The data

§

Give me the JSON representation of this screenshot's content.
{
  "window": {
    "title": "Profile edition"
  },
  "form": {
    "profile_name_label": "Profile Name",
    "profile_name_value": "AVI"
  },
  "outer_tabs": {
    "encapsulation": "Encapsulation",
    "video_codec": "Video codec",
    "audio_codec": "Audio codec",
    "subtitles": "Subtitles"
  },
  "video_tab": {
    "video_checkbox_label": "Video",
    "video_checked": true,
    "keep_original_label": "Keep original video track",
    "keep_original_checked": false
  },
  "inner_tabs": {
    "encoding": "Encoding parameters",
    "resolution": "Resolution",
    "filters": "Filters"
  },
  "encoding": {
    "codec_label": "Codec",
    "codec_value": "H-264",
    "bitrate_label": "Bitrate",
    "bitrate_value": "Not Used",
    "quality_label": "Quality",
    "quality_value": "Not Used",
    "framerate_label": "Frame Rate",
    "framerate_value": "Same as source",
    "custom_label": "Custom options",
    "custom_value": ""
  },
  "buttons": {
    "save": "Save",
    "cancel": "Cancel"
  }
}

§

Reproduce the complete data exactly as presented above.

Give me the JSON representation of this screenshot's content.
{
  "window": {
    "title": "Profile edition"
  },
  "form": {
    "profile_name_label": "Profile Name",
    "profile_name_value": "AVI"
  },
  "outer_tabs": {
    "encapsulation": "Encapsulation",
    "video_codec": "Video codec",
    "audio_codec": "Audio codec",
    "subtitles": "Subtitles"
  },
  "video_tab": {
    "video_checkbox_label": "Video",
    "video_checked": true,
    "keep_original_label": "Keep original video track",
    "keep_original_checked": false
  },
  "inner_tabs": {
    "encoding": "Encoding parameters",
    "resolution": "Resolution",
    "filters": "Filters"
  },
  "encoding": {
    "codec_label": "Codec",
    "codec_value": "H-264",
    "bitrate_label": "Bitrate",
    "bitrate_value": "Not Used",
    "quality_label": "Quality",
    "quality_value": "Not Used",
    "framerate_label": "Frame Rate",
    "framerate_value": "Same as source",
    "custom_label": "Custom options",
    "custom_value": ""
  },
  "buttons": {
    "save": "Save",
    "cancel": "Cancel"
  }
}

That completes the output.